INSTRUCTIONS TO FOLLOW → What is the number of lines in these entries that include "JSON"? Write that number and no other text.

MATERIAL PROVIDED →
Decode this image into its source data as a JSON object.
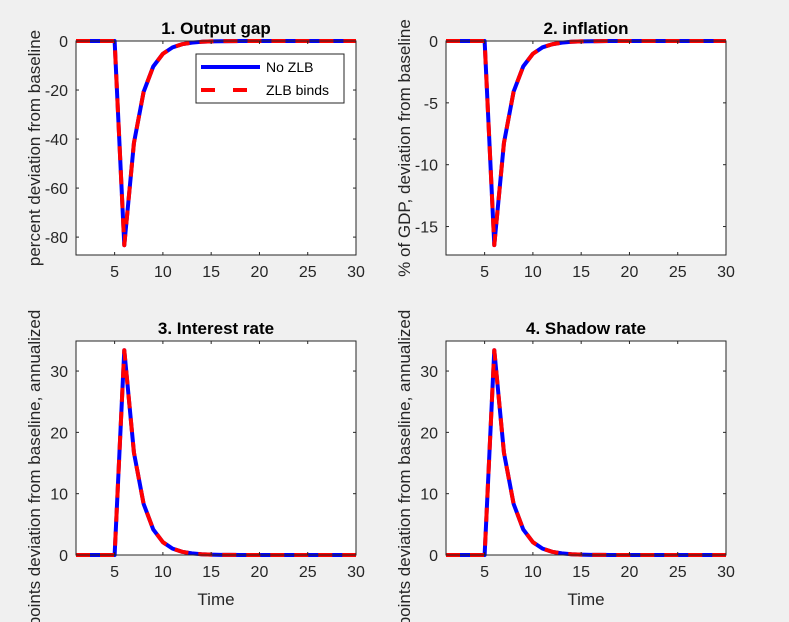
{
  "chart_data": [
    {
      "type": "line",
      "title": "1. Output gap",
      "xlabel": "",
      "ylabel": "percent deviation from baseline",
      "xlim": [
        1,
        30
      ],
      "ylim": [
        -87.3,
        0
      ],
      "xticks": [
        5,
        10,
        15,
        20,
        25,
        30
      ],
      "yticks": [
        0,
        -20,
        -40,
        -60,
        -80
      ],
      "ytick_labels": [
        "0",
        "-20",
        "-40",
        "-60",
        "-80"
      ],
      "legend": {
        "position": "top-right",
        "entries": [
          "No ZLB",
          "ZLB binds"
        ]
      },
      "x": [
        1,
        2,
        3,
        4,
        5,
        6,
        7,
        8,
        9,
        10,
        11,
        12,
        13,
        14,
        15,
        16,
        17,
        18,
        19,
        20,
        21,
        22,
        23,
        24,
        25,
        26,
        27,
        28,
        29,
        30
      ],
      "series": [
        {
          "name": "No ZLB",
          "values": [
            0,
            0,
            0,
            0,
            0,
            -83.3,
            -41.6,
            -20.8,
            -10.4,
            -5.2,
            -2.6,
            -1.3,
            -0.65,
            -0.33,
            -0.16,
            -0.08,
            -0.04,
            -0.02,
            -0.01,
            0,
            0,
            0,
            0,
            0,
            0,
            0,
            0,
            0,
            0,
            0
          ]
        },
        {
          "name": "ZLB binds",
          "values": [
            0,
            0,
            0,
            0,
            0,
            -83.3,
            -41.6,
            -20.8,
            -10.4,
            -5.2,
            -2.6,
            -1.3,
            -0.65,
            -0.33,
            -0.16,
            -0.08,
            -0.04,
            -0.02,
            -0.01,
            0,
            0,
            0,
            0,
            0,
            0,
            0,
            0,
            0,
            0,
            0
          ]
        }
      ]
    },
    {
      "type": "line",
      "title": "2. inflation",
      "xlabel": "",
      "ylabel": "% of GDP, deviation from baseline",
      "xlim": [
        1,
        30
      ],
      "ylim": [
        -17.3,
        0
      ],
      "xticks": [
        5,
        10,
        15,
        20,
        25,
        30
      ],
      "yticks": [
        0,
        -5,
        -10,
        -15
      ],
      "ytick_labels": [
        "0",
        "-5",
        "-10",
        "-15"
      ],
      "x": [
        1,
        2,
        3,
        4,
        5,
        6,
        7,
        8,
        9,
        10,
        11,
        12,
        13,
        14,
        15,
        16,
        17,
        18,
        19,
        20,
        21,
        22,
        23,
        24,
        25,
        26,
        27,
        28,
        29,
        30
      ],
      "series": [
        {
          "name": "No ZLB",
          "values": [
            0,
            0,
            0,
            0,
            0,
            -16.5,
            -8.25,
            -4.1,
            -2.05,
            -1.03,
            -0.51,
            -0.26,
            -0.13,
            -0.06,
            -0.03,
            -0.02,
            -0.01,
            0,
            0,
            0,
            0,
            0,
            0,
            0,
            0,
            0,
            0,
            0,
            0,
            0
          ]
        },
        {
          "name": "ZLB binds",
          "values": [
            0,
            0,
            0,
            0,
            0,
            -16.5,
            -8.25,
            -4.1,
            -2.05,
            -1.03,
            -0.51,
            -0.26,
            -0.13,
            -0.06,
            -0.03,
            -0.02,
            -0.01,
            0,
            0,
            0,
            0,
            0,
            0,
            0,
            0,
            0,
            0,
            0,
            0,
            0
          ]
        }
      ]
    },
    {
      "type": "line",
      "title": "3. Interest rate",
      "xlabel": "Time",
      "ylabel": "points deviation from baseline, annualized",
      "xlim": [
        1,
        30
      ],
      "ylim": [
        0,
        34.9
      ],
      "xticks": [
        5,
        10,
        15,
        20,
        25,
        30
      ],
      "yticks": [
        0,
        10,
        20,
        30
      ],
      "ytick_labels": [
        "0",
        "10",
        "20",
        "30"
      ],
      "x": [
        1,
        2,
        3,
        4,
        5,
        6,
        7,
        8,
        9,
        10,
        11,
        12,
        13,
        14,
        15,
        16,
        17,
        18,
        19,
        20,
        21,
        22,
        23,
        24,
        25,
        26,
        27,
        28,
        29,
        30
      ],
      "series": [
        {
          "name": "No ZLB",
          "values": [
            0,
            0,
            0,
            0,
            0,
            33.4,
            16.7,
            8.35,
            4.17,
            2.09,
            1.04,
            0.52,
            0.26,
            0.13,
            0.07,
            0.03,
            0.02,
            0.01,
            0,
            0,
            0,
            0,
            0,
            0,
            0,
            0,
            0,
            0,
            0,
            0
          ]
        },
        {
          "name": "ZLB binds",
          "values": [
            0,
            0,
            0,
            0,
            0,
            33.4,
            16.7,
            8.35,
            4.17,
            2.09,
            1.04,
            0.52,
            0.26,
            0.13,
            0.07,
            0.03,
            0.02,
            0.01,
            0,
            0,
            0,
            0,
            0,
            0,
            0,
            0,
            0,
            0,
            0,
            0
          ]
        }
      ]
    },
    {
      "type": "line",
      "title": "4. Shadow rate",
      "xlabel": "Time",
      "ylabel": "points deviation from baseline, annualized",
      "xlim": [
        1,
        30
      ],
      "ylim": [
        0,
        34.9
      ],
      "xticks": [
        5,
        10,
        15,
        20,
        25,
        30
      ],
      "yticks": [
        0,
        10,
        20,
        30
      ],
      "ytick_labels": [
        "0",
        "10",
        "20",
        "30"
      ],
      "x": [
        1,
        2,
        3,
        4,
        5,
        6,
        7,
        8,
        9,
        10,
        11,
        12,
        13,
        14,
        15,
        16,
        17,
        18,
        19,
        20,
        21,
        22,
        23,
        24,
        25,
        26,
        27,
        28,
        29,
        30
      ],
      "series": [
        {
          "name": "No ZLB",
          "values": [
            0,
            0,
            0,
            0,
            0,
            33.4,
            16.7,
            8.35,
            4.17,
            2.09,
            1.04,
            0.52,
            0.26,
            0.13,
            0.07,
            0.03,
            0.02,
            0.01,
            0,
            0,
            0,
            0,
            0,
            0,
            0,
            0,
            0,
            0,
            0,
            0
          ]
        },
        {
          "name": "ZLB binds",
          "values": [
            0,
            0,
            0,
            0,
            0,
            33.4,
            16.7,
            8.35,
            4.17,
            2.09,
            1.04,
            0.52,
            0.26,
            0.13,
            0.07,
            0.03,
            0.02,
            0.01,
            0,
            0,
            0,
            0,
            0,
            0,
            0,
            0,
            0,
            0,
            0,
            0
          ]
        }
      ]
    }
  ],
  "colors": {
    "no_zlb": "#0000ff",
    "zlb_binds": "#ff0000",
    "axes_bg": "#ffffff",
    "figure_bg": "#f0f0f0"
  }
}
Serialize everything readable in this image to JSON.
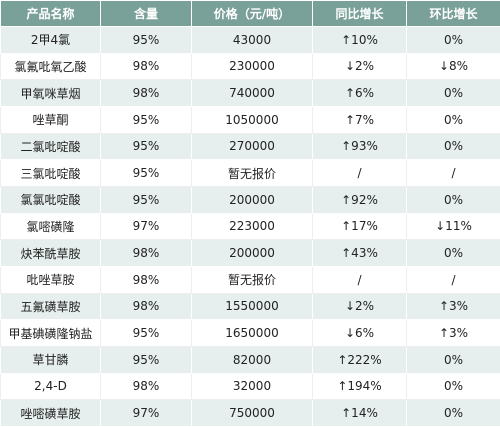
{
  "table": {
    "headers": [
      "产品名称",
      "含量",
      "价格（元/吨）",
      "同比增长",
      "环比增长"
    ],
    "rows": [
      [
        "2甲4氯",
        "95%",
        "43000",
        "↑10%",
        "0%"
      ],
      [
        "氯氟吡氧乙酸",
        "98%",
        "230000",
        "↓2%",
        "↓8%"
      ],
      [
        "甲氧咪草烟",
        "98%",
        "740000",
        "↑6%",
        "0%"
      ],
      [
        "唑草酮",
        "95%",
        "1050000",
        "↑7%",
        "0%"
      ],
      [
        "二氯吡啶酸",
        "95%",
        "270000",
        "↑93%",
        "0%"
      ],
      [
        "三氯吡啶酸",
        "95%",
        "暂无报价",
        "/",
        "/"
      ],
      [
        "氯氯吡啶酸",
        "95%",
        "200000",
        "↑92%",
        "0%"
      ],
      [
        "氯嘧磺隆",
        "97%",
        "223000",
        "↑17%",
        "↓11%"
      ],
      [
        "炔苯酰草胺",
        "98%",
        "200000",
        "↑43%",
        "0%"
      ],
      [
        "吡唑草胺",
        "98%",
        "暂无报价",
        "/",
        "/"
      ],
      [
        "五氟磺草胺",
        "98%",
        "1550000",
        "↓2%",
        "↑3%"
      ],
      [
        "甲基碘磺隆钠盐",
        "95%",
        "1650000",
        "↓6%",
        "↑3%"
      ],
      [
        "草甘膦",
        "95%",
        "82000",
        "↑222%",
        "0%"
      ],
      [
        "2,4-D",
        "98%",
        "32000",
        "↑194%",
        "0%"
      ],
      [
        "唑嘧磺草胺",
        "97%",
        "750000",
        "↑14%",
        "0%"
      ]
    ]
  },
  "colors": {
    "header_bg": "#7aa09a",
    "header_text": "#ffffff",
    "stripe": "#e6efed",
    "text": "#222222"
  }
}
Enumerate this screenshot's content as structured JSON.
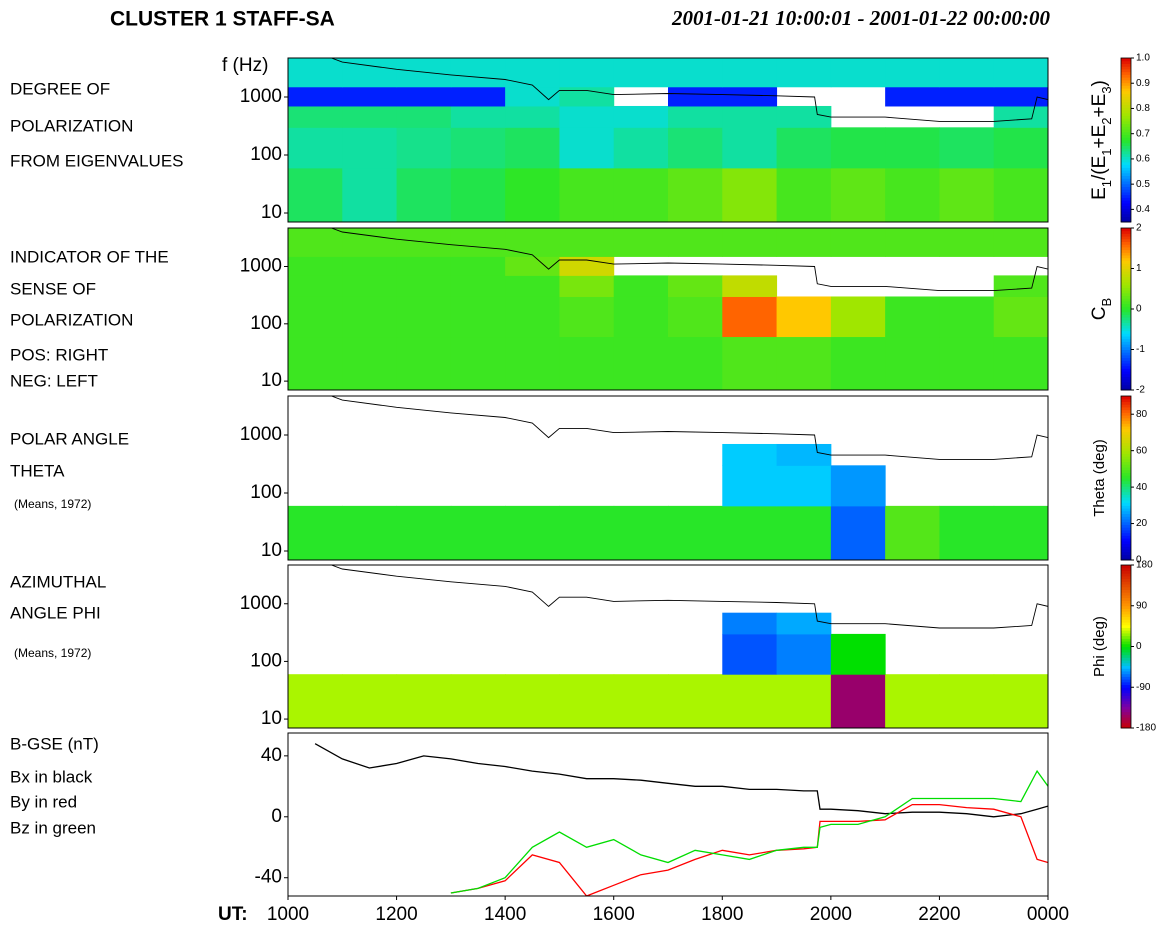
{
  "header": {
    "title": "CLUSTER 1 STAFF-SA",
    "time_range": "2001-01-21 10:00:01 - 2001-01-22 00:00:00"
  },
  "chart_data": [
    {
      "type": "heatmap",
      "notes": [
        "DEGREE OF",
        "POLARIZATION",
        "FROM EIGENVALUES"
      ],
      "ylabel": "f (Hz)",
      "yscale": "log",
      "xlim": [
        10,
        24
      ],
      "ylim": [
        7,
        4700
      ],
      "yticks": [
        10,
        100,
        1000
      ],
      "x_bins": [
        10,
        11,
        12,
        13,
        14,
        15,
        16,
        17,
        18,
        19,
        20,
        21,
        22,
        23,
        24
      ],
      "y_bins": [
        7,
        60,
        300,
        700,
        1500,
        4700
      ],
      "z": [
        [
          0.65,
          0.62,
          0.65,
          0.66,
          0.68,
          0.7,
          0.7,
          0.72,
          0.75,
          0.7,
          0.72,
          0.7,
          0.72,
          0.7
        ],
        [
          0.62,
          0.62,
          0.63,
          0.64,
          0.65,
          0.6,
          0.62,
          0.64,
          0.62,
          0.65,
          0.66,
          0.66,
          0.65,
          0.66
        ],
        [
          0.64,
          0.64,
          0.64,
          0.62,
          0.62,
          0.6,
          0.6,
          0.62,
          0.62,
          0.62,
          null,
          null,
          null,
          0.62
        ],
        [
          0.45,
          0.45,
          0.45,
          0.45,
          0.6,
          0.62,
          null,
          0.45,
          0.45,
          null,
          null,
          0.45,
          0.45,
          0.45
        ],
        [
          0.6,
          0.6,
          0.6,
          0.6,
          0.6,
          0.6,
          0.6,
          0.6,
          0.6,
          0.6,
          0.6,
          0.6,
          0.6,
          0.6
        ]
      ],
      "colormap": "jet",
      "zlim": [
        0.35,
        1.0
      ],
      "zticks": [
        0.4,
        0.5,
        0.6,
        0.7,
        0.8,
        0.9,
        {
          "value": 1,
          "label": "1.0"
        }
      ],
      "colorbar_label_parts": [
        "E",
        "1",
        "/(E",
        "1",
        "+E",
        "2",
        "+E",
        "3",
        ")"
      ],
      "x": [
        10.8,
        11,
        12,
        13,
        14,
        14.5,
        14.8,
        15,
        15.5,
        16,
        17,
        18,
        19,
        19.7,
        19.75,
        20,
        21,
        22,
        23,
        23.7,
        23.8,
        24
      ],
      "series": [
        {
          "color": "#000000",
          "values": [
            4700,
            4000,
            3000,
            2400,
            2000,
            1600,
            900,
            1300,
            1300,
            1100,
            1150,
            1100,
            1050,
            1000,
            500,
            450,
            450,
            380,
            380,
            420,
            1000,
            900
          ]
        }
      ]
    },
    {
      "type": "heatmap",
      "notes": [
        "INDICATOR OF THE",
        "SENSE OF",
        "POLARIZATION",
        "POS: RIGHT",
        "NEG: LEFT"
      ],
      "yscale": "log",
      "xlim": [
        10,
        24
      ],
      "ylim": [
        7,
        4700
      ],
      "yticks": [
        10,
        100,
        1000
      ],
      "x_bins": [
        10,
        11,
        12,
        13,
        14,
        15,
        16,
        17,
        18,
        19,
        20,
        21,
        22,
        23,
        24
      ],
      "y_bins": [
        7,
        60,
        300,
        700,
        1500,
        4700
      ],
      "z": [
        [
          0.1,
          0.1,
          0.1,
          0.1,
          0.1,
          0.1,
          0.1,
          0.1,
          0.2,
          0.2,
          0.1,
          0.1,
          0.1,
          0.1
        ],
        [
          0.1,
          0.1,
          0.1,
          0.1,
          0.1,
          0.2,
          0.1,
          0.2,
          1.6,
          1.2,
          0.6,
          0.1,
          0.1,
          0.3
        ],
        [
          0.1,
          0.1,
          0.1,
          0.1,
          0.1,
          0.4,
          0.1,
          0.3,
          0.8,
          null,
          null,
          null,
          null,
          0.2
        ],
        [
          0.1,
          0.1,
          0.1,
          0.1,
          0.3,
          0.9,
          null,
          null,
          null,
          null,
          null,
          null,
          null,
          null
        ],
        [
          0.2,
          0.2,
          0.2,
          0.2,
          0.2,
          0.2,
          0.2,
          0.2,
          0.2,
          0.2,
          0.2,
          0.2,
          0.2,
          0.2
        ]
      ],
      "colormap": "jet",
      "zlim": [
        -2,
        2
      ],
      "zticks": [
        -2,
        -1,
        0,
        1,
        2
      ],
      "colorbar_label_parts": [
        "C",
        "B"
      ],
      "x": [
        10.8,
        11,
        12,
        13,
        14,
        14.5,
        14.8,
        15,
        15.5,
        16,
        17,
        18,
        19,
        19.7,
        19.75,
        20,
        21,
        22,
        23,
        23.7,
        23.8,
        24
      ],
      "series": [
        {
          "color": "#000000",
          "values": [
            4700,
            4000,
            3000,
            2400,
            2000,
            1600,
            900,
            1300,
            1300,
            1100,
            1150,
            1100,
            1050,
            1000,
            500,
            450,
            450,
            380,
            380,
            420,
            1000,
            900
          ]
        }
      ]
    },
    {
      "type": "heatmap",
      "notes": [
        "POLAR ANGLE",
        "THETA"
      ],
      "reference": "(Means, 1972)",
      "yscale": "log",
      "xlim": [
        10,
        24
      ],
      "ylim": [
        7,
        4700
      ],
      "yticks": [
        10,
        100,
        1000
      ],
      "x_bins": [
        10,
        11,
        12,
        13,
        14,
        15,
        16,
        17,
        18,
        19,
        20,
        21,
        22,
        23,
        24
      ],
      "y_bins": [
        7,
        60,
        300,
        700,
        1500,
        4700
      ],
      "z": [
        [
          45,
          45,
          45,
          45,
          45,
          45,
          45,
          45,
          45,
          45,
          20,
          50,
          45,
          45
        ],
        [
          null,
          null,
          null,
          null,
          null,
          null,
          null,
          null,
          30,
          30,
          25,
          null,
          null,
          null
        ],
        [
          null,
          null,
          null,
          null,
          null,
          null,
          null,
          null,
          30,
          28,
          null,
          null,
          null,
          null
        ],
        [
          null,
          null,
          null,
          null,
          null,
          null,
          null,
          null,
          null,
          null,
          null,
          null,
          null,
          null
        ],
        [
          null,
          null,
          null,
          null,
          null,
          null,
          null,
          null,
          null,
          null,
          null,
          null,
          null,
          null
        ]
      ],
      "colormap": "jet",
      "zlim": [
        0,
        90
      ],
      "zticks": [
        0,
        20,
        40,
        60,
        80
      ],
      "colorbar_label_parts": [
        "Theta (deg)"
      ],
      "x": [
        10.8,
        11,
        12,
        13,
        14,
        14.5,
        14.8,
        15,
        15.5,
        16,
        17,
        18,
        19,
        19.7,
        19.75,
        20,
        21,
        22,
        23,
        23.7,
        23.8,
        24
      ],
      "series": [
        {
          "color": "#000000",
          "values": [
            4700,
            4000,
            3000,
            2400,
            2000,
            1600,
            900,
            1300,
            1300,
            1100,
            1150,
            1100,
            1050,
            1000,
            500,
            450,
            450,
            380,
            380,
            420,
            1000,
            900
          ]
        }
      ]
    },
    {
      "type": "heatmap",
      "notes": [
        "AZIMUTHAL",
        "ANGLE PHI"
      ],
      "reference": "(Means, 1972)",
      "yscale": "log",
      "xlim": [
        10,
        24
      ],
      "ylim": [
        7,
        4700
      ],
      "yticks": [
        10,
        100,
        1000
      ],
      "x_bins": [
        10,
        11,
        12,
        13,
        14,
        15,
        16,
        17,
        18,
        19,
        20,
        21,
        22,
        23,
        24
      ],
      "y_bins": [
        7,
        60,
        300,
        700,
        1500,
        4700
      ],
      "z": [
        [
          30,
          30,
          30,
          30,
          30,
          30,
          30,
          30,
          30,
          30,
          -150,
          30,
          30,
          30
        ],
        [
          null,
          null,
          null,
          null,
          null,
          null,
          null,
          null,
          -70,
          -60,
          0,
          null,
          null,
          null
        ],
        [
          null,
          null,
          null,
          null,
          null,
          null,
          null,
          null,
          -60,
          -50,
          null,
          null,
          null,
          null
        ],
        [
          null,
          null,
          null,
          null,
          null,
          null,
          null,
          null,
          null,
          null,
          null,
          null,
          null,
          null
        ],
        [
          null,
          null,
          null,
          null,
          null,
          null,
          null,
          null,
          null,
          null,
          null,
          null,
          null,
          null
        ]
      ],
      "colormap": "cyclic",
      "zlim": [
        -180,
        180
      ],
      "zticks": [
        -180,
        -90,
        0,
        90,
        180
      ],
      "colorbar_label_parts": [
        "Phi (deg)"
      ],
      "x": [
        10.8,
        11,
        12,
        13,
        14,
        14.5,
        14.8,
        15,
        15.5,
        16,
        17,
        18,
        19,
        19.7,
        19.75,
        20,
        21,
        22,
        23,
        23.7,
        23.8,
        24
      ],
      "series": [
        {
          "color": "#000000",
          "values": [
            4700,
            4000,
            3000,
            2400,
            2000,
            1600,
            900,
            1300,
            1300,
            1100,
            1150,
            1100,
            1050,
            1000,
            500,
            450,
            450,
            380,
            380,
            420,
            1000,
            900
          ]
        }
      ]
    },
    {
      "type": "line",
      "notes": [
        "B-GSE    (nT)",
        "Bx in black",
        "By in red",
        "Bz in green"
      ],
      "xlabel": "UT:",
      "xlim": [
        10,
        24
      ],
      "xticks": [
        {
          "value": 10,
          "label": "1000"
        },
        {
          "value": 12,
          "label": "1200"
        },
        {
          "value": 14,
          "label": "1400"
        },
        {
          "value": 16,
          "label": "1600"
        },
        {
          "value": 18,
          "label": "1800"
        },
        {
          "value": 20,
          "label": "2000"
        },
        {
          "value": 22,
          "label": "2200"
        },
        {
          "value": 24,
          "label": "0000"
        }
      ],
      "ylim": [
        -52,
        55
      ],
      "yticks": [
        -40,
        0,
        40
      ],
      "x": [
        10.5,
        11,
        11.5,
        12,
        12.5,
        13,
        13.5,
        14,
        14.5,
        15,
        15.5,
        16,
        16.5,
        17,
        17.5,
        18,
        18.5,
        19,
        19.5,
        19.75,
        19.8,
        20,
        20.5,
        21,
        21.5,
        22,
        22.5,
        23,
        23.5,
        23.8,
        24
      ],
      "series": [
        {
          "color": "#000000",
          "values": [
            48,
            38,
            32,
            35,
            40,
            38,
            35,
            33,
            30,
            28,
            25,
            25,
            24,
            22,
            20,
            20,
            18,
            18,
            17,
            17,
            5,
            5,
            4,
            2,
            3,
            3,
            2,
            0,
            2,
            5,
            7
          ]
        },
        {
          "color": "#ff0000",
          "values": [
            null,
            null,
            null,
            null,
            null,
            -50,
            -47,
            -42,
            -25,
            -30,
            -52,
            -45,
            -38,
            -35,
            -28,
            -22,
            -25,
            -22,
            -21,
            -20,
            -3,
            -3,
            -3,
            -2,
            8,
            8,
            6,
            5,
            0,
            -28,
            -30
          ]
        },
        {
          "color": "#00dd00",
          "values": [
            null,
            null,
            null,
            null,
            null,
            -50,
            -47,
            -40,
            -20,
            -10,
            -20,
            -15,
            -25,
            -30,
            -22,
            -25,
            -28,
            -22,
            -20,
            -20,
            -7,
            -5,
            -5,
            0,
            12,
            12,
            12,
            12,
            10,
            30,
            20
          ]
        }
      ]
    }
  ]
}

EXPECTED ANSWER → 3